## Task requirements
Identify and pull out each line of the entries in which "COUNTY" occurs.

** Start of Working data **

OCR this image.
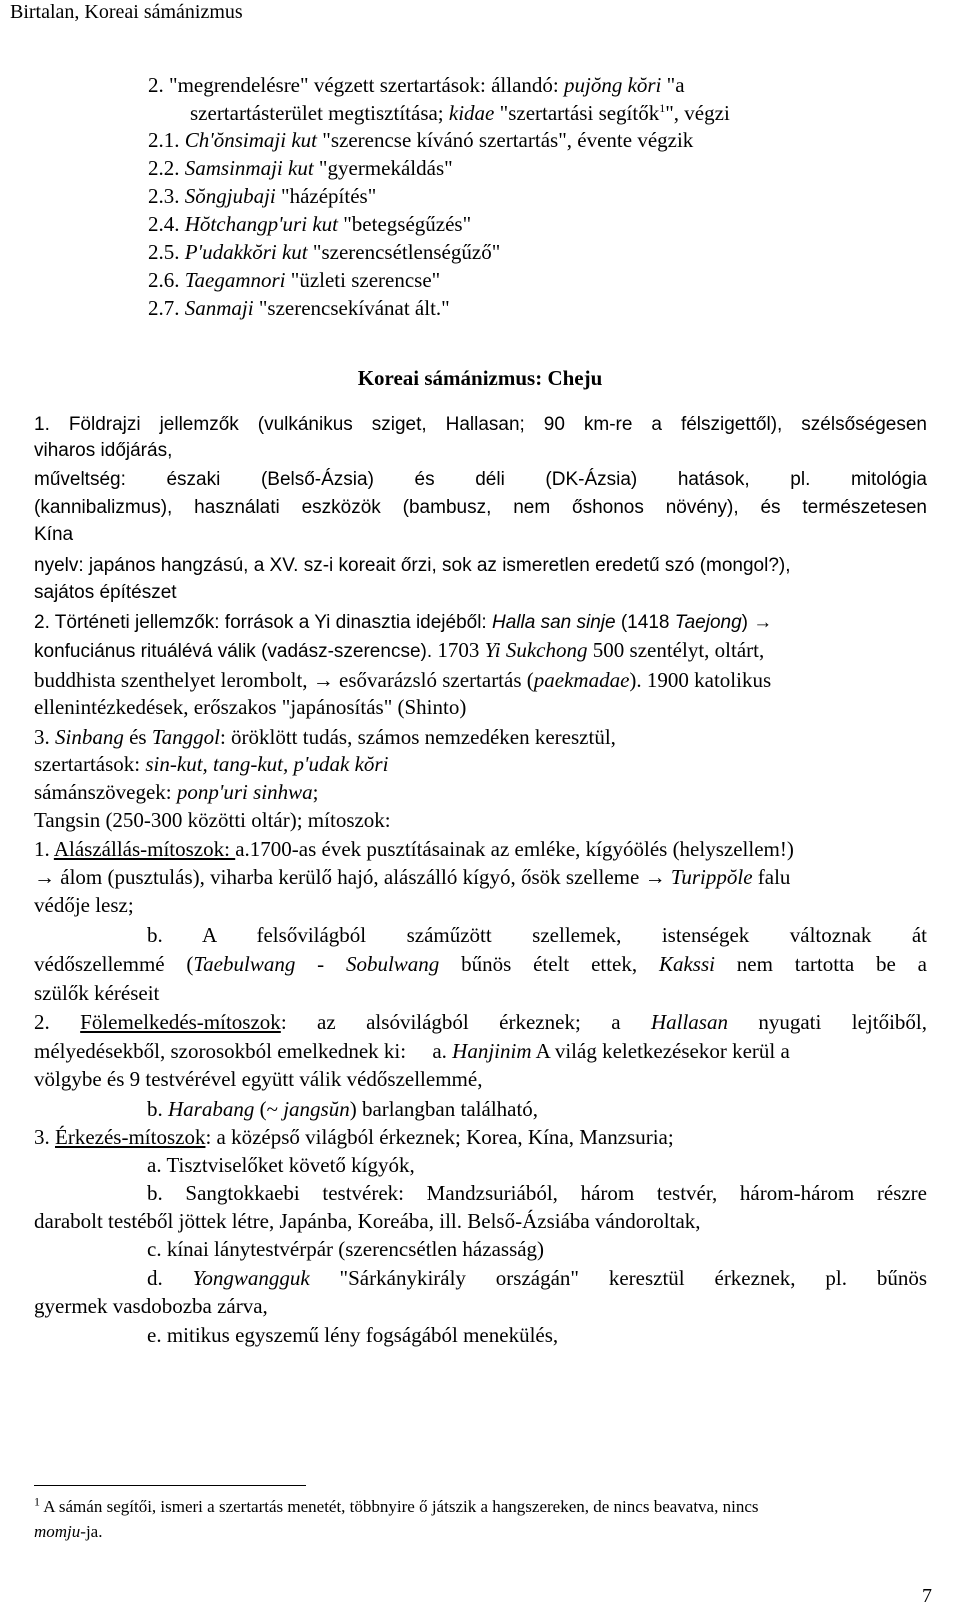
Birtalan, Koreai sámánizmus
2. "megrendelésre" végzett szertartások: állandó: pujŏng kŏri "a
szertartásterület megtisztítása; kidae "szertartási segítők$^1$", végzi
2.1. Ch'ŏnsimaji kut "szerencse kívánó szertartás", évente végzik
2.2. Samsinmaji kut "gyermekáldás"
2.3. Sŏngjubaji "házépítés"
2.4. Hŏtchangp'uri kut "betegségűzés"
2.5. P'udakkŏri kut "szerencsétlenségűző"
2.6. Taegamnori "üzleti szerencse"
2.7. Sanmaji "szerencsekívánat ált."
Koreai sámánizmus: Cheju
1. Földrajzi jellemzők (vulkánikus sziget, Hallasan; 90 km-re a félszigettől), szélsőségesen
viharos időjárás,
műveltség: északi (Belső-Ázsia) és déli (DK-Ázsia) hatások, pl. mitológia
(kannibalizmus), használati eszközök (bambusz, nem őshonos növény), és természetesen
Kína
nyelv: japános hangzású, a XV. sz-i koreait őrzi, sok az ismeretlen eredetű szó (mongol?),
sajátos építészet
2. Történeti jellemzők: források a Yi dinasztia idejéből: Halla san sinje (1418 Taejong) →
konfuciánus rituálévá válik (vadász-szerencse). 1703 Yi Sukchong 500 szentélyt, oltárt,
buddhista szenthelyet lerombolt, → esővarázsló szertartás (paekmadae). 1900 katolikus
ellenintézkedések, erőszakos "japánosítás" (Shinto)
3. Sinbang és Tanggol: öröklött tudás, számos nemzedéken keresztül,
szertartások: sin-kut, tang-kut, p'udak kŏri
sámánszövegek: ponp'uri sinhwa;
Tangsin (250-300 közötti oltár); mítoszok:
1. Alászállás-mítoszok: a.1700-as évek pusztításainak az emléke, kígyóölés (helyszellem!)
→ álom (pusztulás), viharba kerülő hajó, alászálló kígyó, ősök szelleme → Turippŏle falu
védője lesz;
b. A felsővilágból száműzött szellemek, istenségek változnak át
védőszellemmé (Taebulwang - Sobulwang bűnös ételt ettek, Kakssi nem tartotta be a
szülők kéréseit
2. Fölemelkedés-mítoszok: az alsóvilágból érkeznek; a Hallasan nyugati lejtőiből,
mélyedésekből, szorosokból emelkednek ki:     a. Hanjinim A világ keletkezésekor kerül a
völgybe és 9 testvérével együtt válik védőszellemmé,
b. Harabang (~ jangsŭn) barlangban található,
3. Érkezés-mítoszok: a középső világból érkeznek; Korea, Kína, Manzsuria;
a. Tisztviselőket követő kígyók,
b. Sangtokkaebi testvérek: Mandzsuriából, három testvér, három-három részre
darabolt testéből jöttek létre, Japánba, Koreába, ill. Belső-Ázsiába vándoroltak,
c. kínai lánytestvérpár (szerencsétlen házasság)
d. Yongwangguk "Sárkánykirály országán" keresztül érkeznek, pl. bűnös
gyermek vasdobozba zárva,
e. mitikus egyszemű lény fogságából menekülés,
$^1$ A sámán segítői, ismeri a szertartás menetét, többnyire ő játszik a hangszereken, de nincs beavatva, nincs
momju-ja.
7
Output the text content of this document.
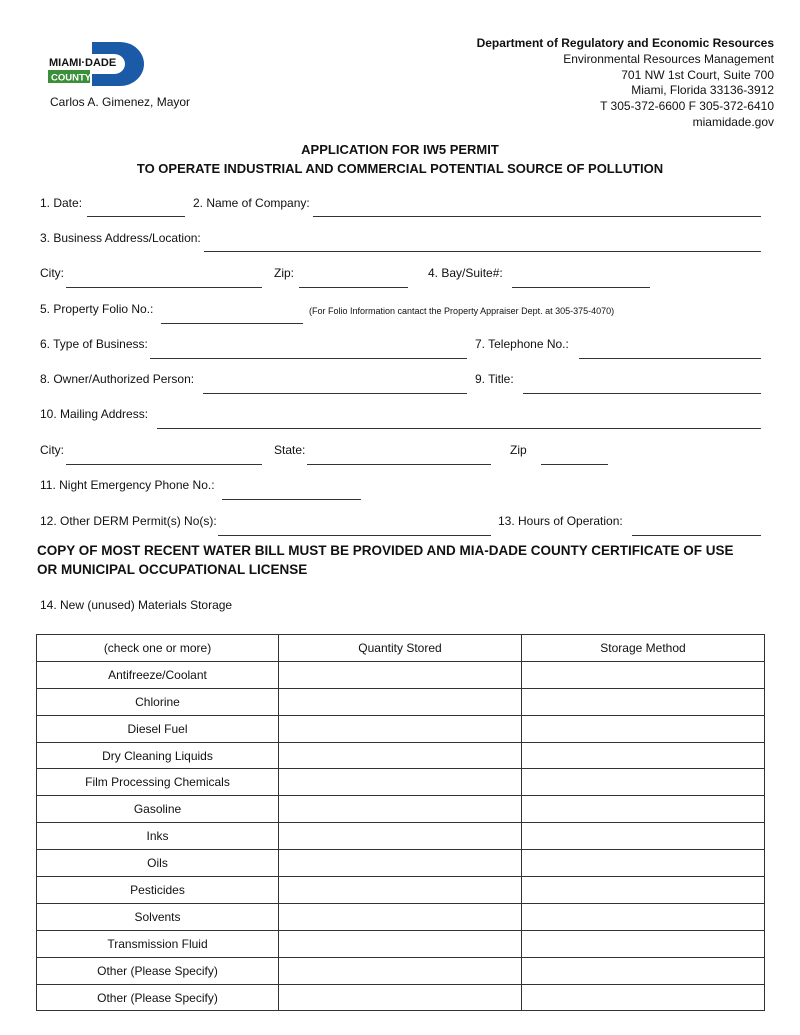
MIAMI·DADE
COUNTY
Carlos A. Gimenez, Mayor
Department of Regulatory and Economic Resources
Environmental Resources Management
701 NW 1st Court, Suite 700
Miami, Florida 33136-3912
T 305-372-6600 F 305-372-6410
miamidade.gov
APPLICATION FOR IW5 PERMIT
TO OPERATE INDUSTRIAL AND COMMERCIAL POTENTIAL SOURCE OF POLLUTION
1. Date:	2. Name of Company:
3. Business Address/Location:
City:	Zip:	4. Bay/Suite#:
5. Property Folio No.:	(For Folio Information cantact the Property Appraiser Dept. at 305-375-4070)
6. Type of Business:	7. Telephone No.:
8. Owner/Authorized Person:	9. Title:
10. Mailing Address:
City:	State:	Zip
11. Night Emergency Phone No.:
12. Other DERM Permit(s) No(s):	13. Hours of Operation:
COPY OF MOST RECENT WATER BILL MUST BE PROVIDED AND MIA-DADE COUNTY CERTIFICATE OF USE OR MUNICIPAL OCCUPATIONAL LICENSE
14. New (unused) Materials Storage
(check one or more)	Quantity Stored	Storage Method
Antifreeze/Coolant		
Chlorine		
Diesel Fuel		
Dry Cleaning Liquids		
Film Processing Chemicals		
Gasoline		
Inks		
Oils		
Pesticides		
Solvents		
Transmission Fluid		
Other (Please Specify)		
Other (Please Specify)		
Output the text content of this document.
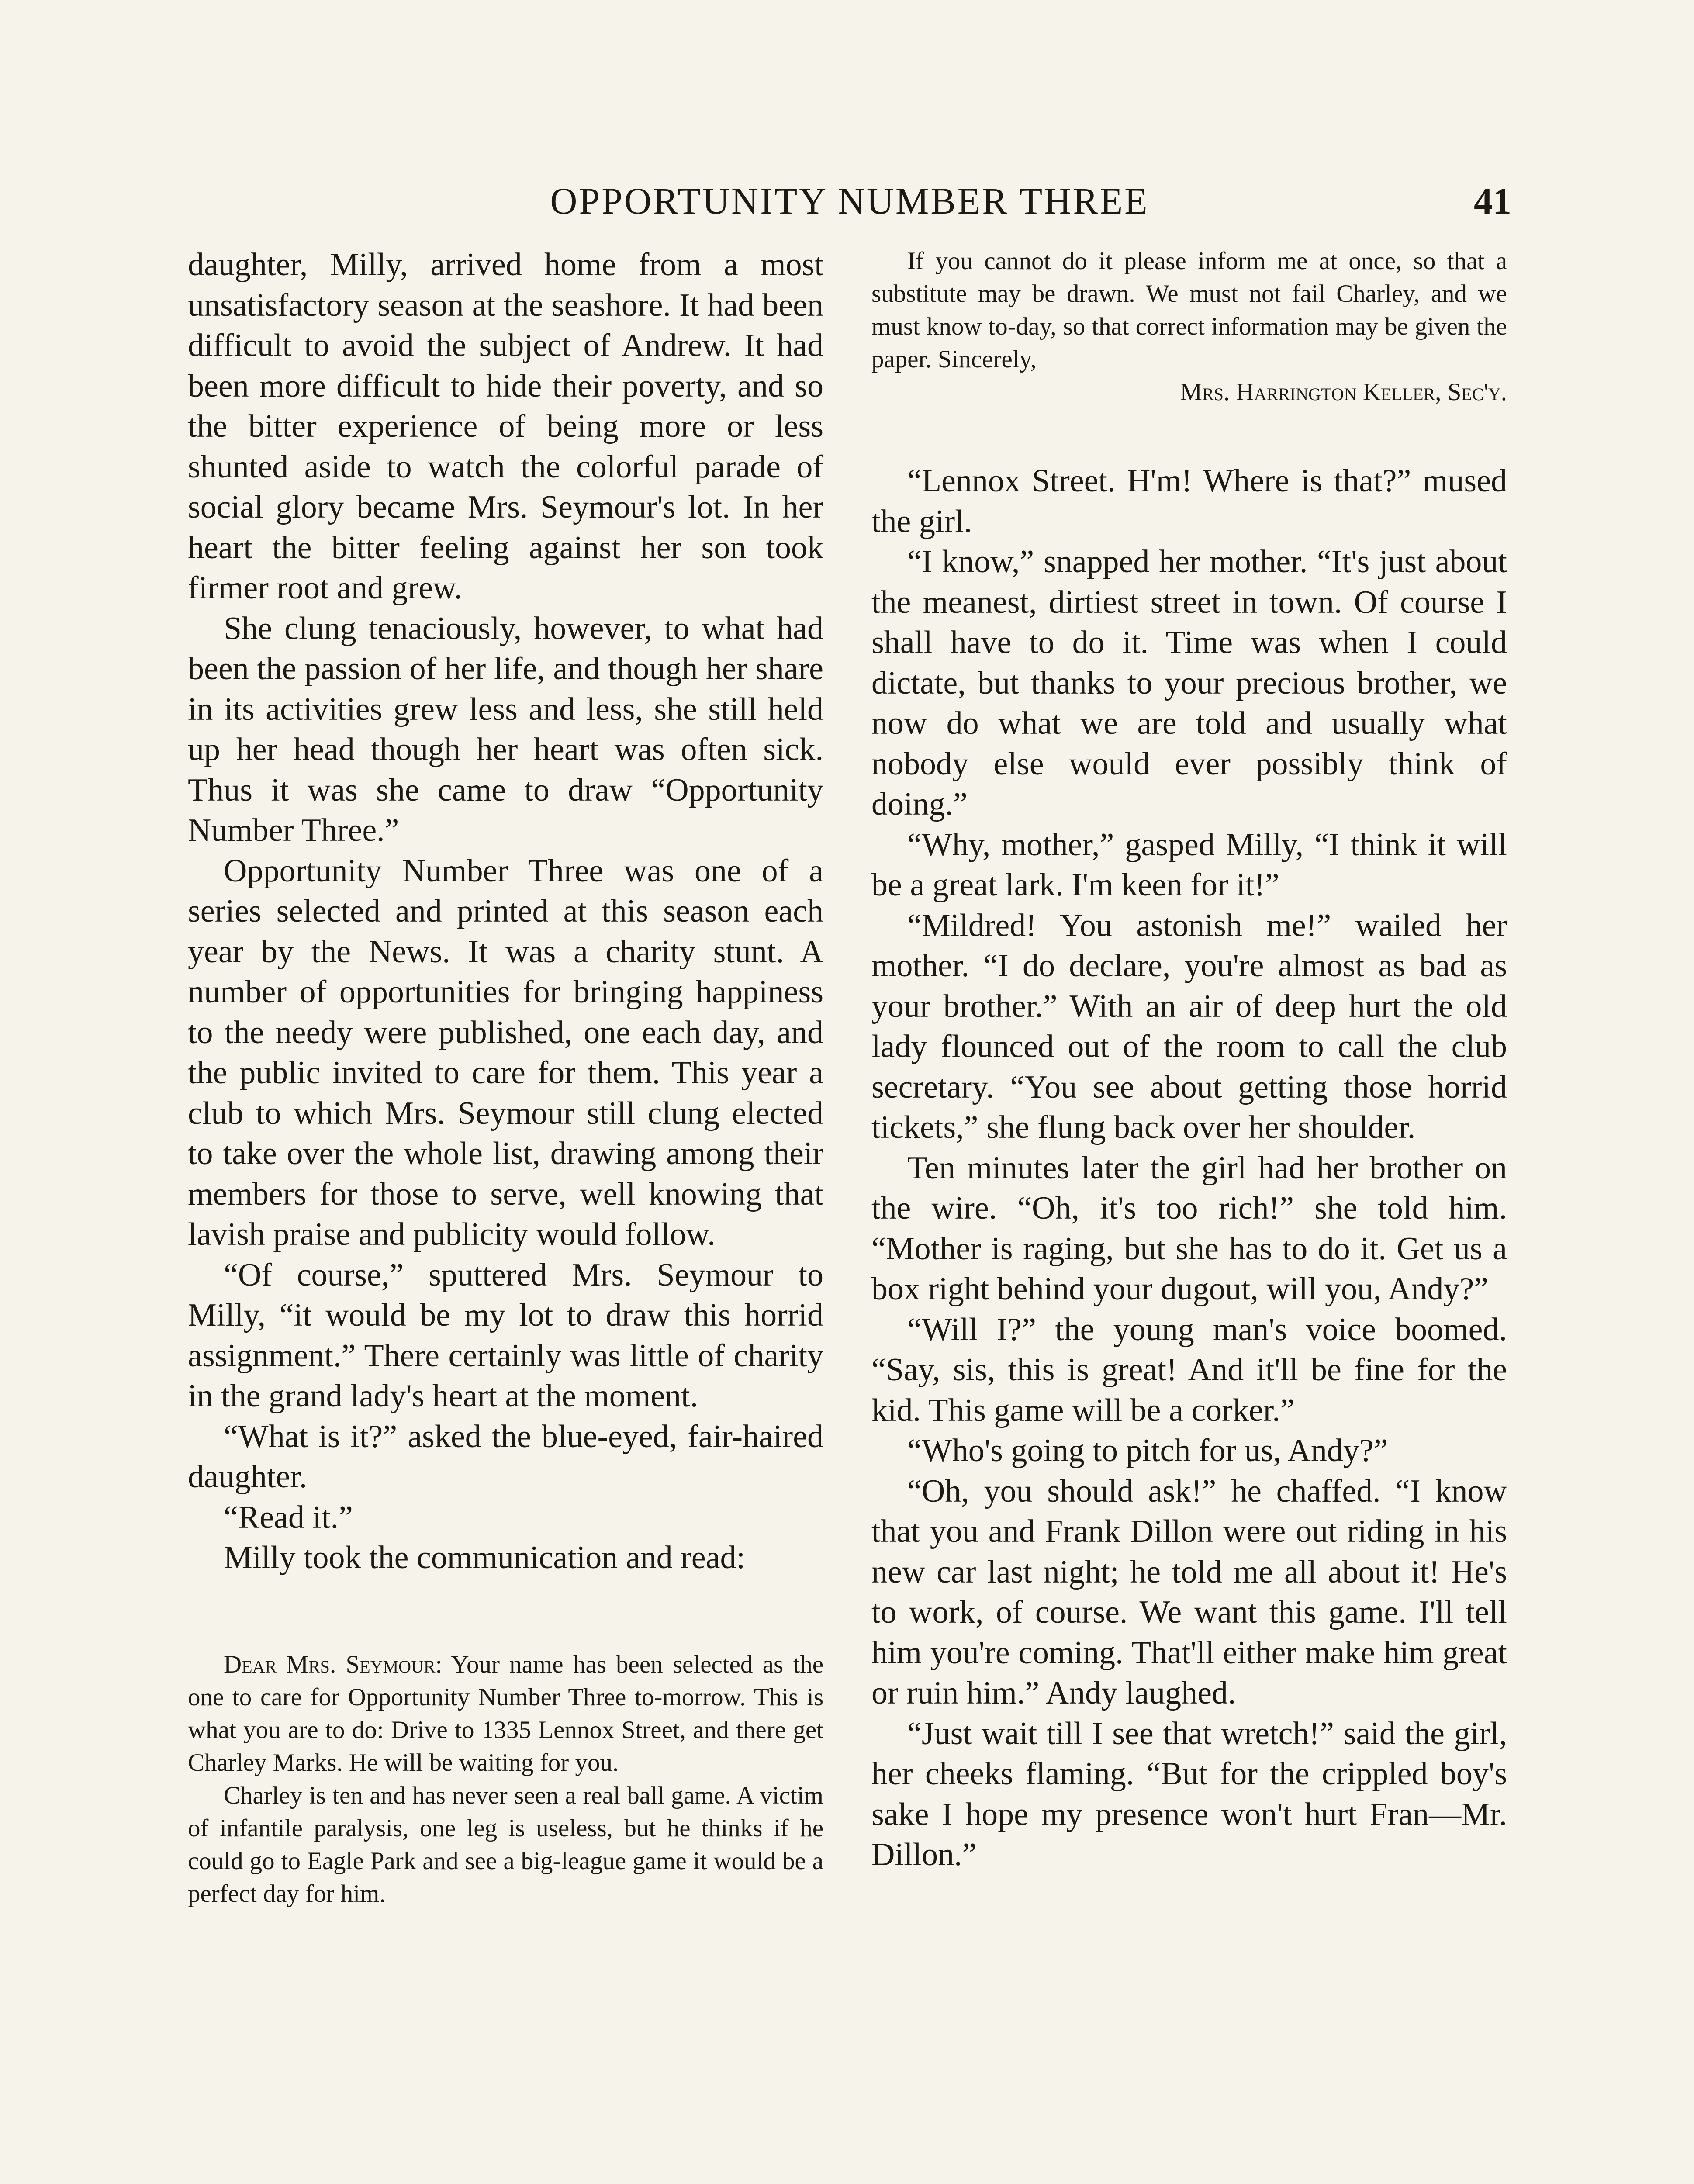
OPPORTUNITY NUMBER THREE	41

daughter, Milly, arrived home from a most unsatisfactory season at the seashore. It had been difficult to avoid the subject of Andrew. It had been more difficult to hide their poverty, and so the bitter experience of being more or less shunted aside to watch the colorful parade of social glory became Mrs. Seymour's lot. In her heart the bitter feeling against her son took firmer root and grew.

She clung tenaciously, however, to what had been the passion of her life, and though her share in its activities grew less and less, she still held up her head though her heart was often sick. Thus it was she came to draw “Opportunity Number Three.”

Opportunity Number Three was one of a series selected and printed at this season each year by the News. It was a charity stunt. A number of opportunities for bringing happiness to the needy were published, one each day, and the public invited to care for them. This year a club to which Mrs. Seymour still clung elected to take over the whole list, drawing among their members for those to serve, well knowing that lavish praise and publicity would follow.

“Of course,” sputtered Mrs. Seymour to Milly, “it would be my lot to draw this horrid assignment.” There certainly was little of charity in the grand lady's heart at the moment.

“What is it?” asked the blue-eyed, fair-haired daughter.

“Read it.”

Milly took the communication and read:

Dear Mrs. Seymour: Your name has been selected as the one to care for Opportunity Number Three to-morrow. This is what you are to do: Drive to 1335 Lennox Street, and there get Charley Marks. He will be waiting for you.

Charley is ten and has never seen a real ball game. A victim of infantile paralysis, one leg is useless, but he thinks if he could go to Eagle Park and see a big-league game it would be a perfect day for him.

If you cannot do it please inform me at once, so that a substitute may be drawn. We must not fail Charley, and we must know to-day, so that correct information may be given the paper. Sincerely,

Mrs. Harrington Keller, Sec'y.

“Lennox Street. H'm! Where is that?” mused the girl.

“I know,” snapped her mother. “It's just about the meanest, dirtiest street in town. Of course I shall have to do it. Time was when I could dictate, but thanks to your precious brother, we now do what we are told and usually what nobody else would ever possibly think of doing.”

“Why, mother,” gasped Milly, “I think it will be a great lark. I'm keen for it!”

“Mildred! You astonish me!” wailed her mother. “I do declare, you're almost as bad as your brother.” With an air of deep hurt the old lady flounced out of the room to call the club secretary. “You see about getting those horrid tickets,” she flung back over her shoulder.

Ten minutes later the girl had her brother on the wire. “Oh, it's too rich!” she told him. “Mother is raging, but she has to do it. Get us a box right behind your dugout, will you, Andy?”

“Will I?” the young man's voice boomed. “Say, sis, this is great! And it'll be fine for the kid. This game will be a corker.”

“Who's going to pitch for us, Andy?”

“Oh, you should ask!” he chaffed. “I know that you and Frank Dillon were out riding in his new car last night; he told me all about it! He's to work, of course. We want this game. I'll tell him you're coming. That'll either make him great or ruin him.” Andy laughed.

“Just wait till I see that wretch!” said the girl, her cheeks flaming. “But for the crippled boy's sake I hope my presence won't hurt Fran—Mr. Dillon.”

** End of Working data **

## Final result
COUNTY
COPY OF MOST RECENT WATER BILL MUST BE PROVIDED AND MIA-DADE COUNTY CERTIFICATE OF USE OR MUNICIPAL OCCUPATIONAL LICENSE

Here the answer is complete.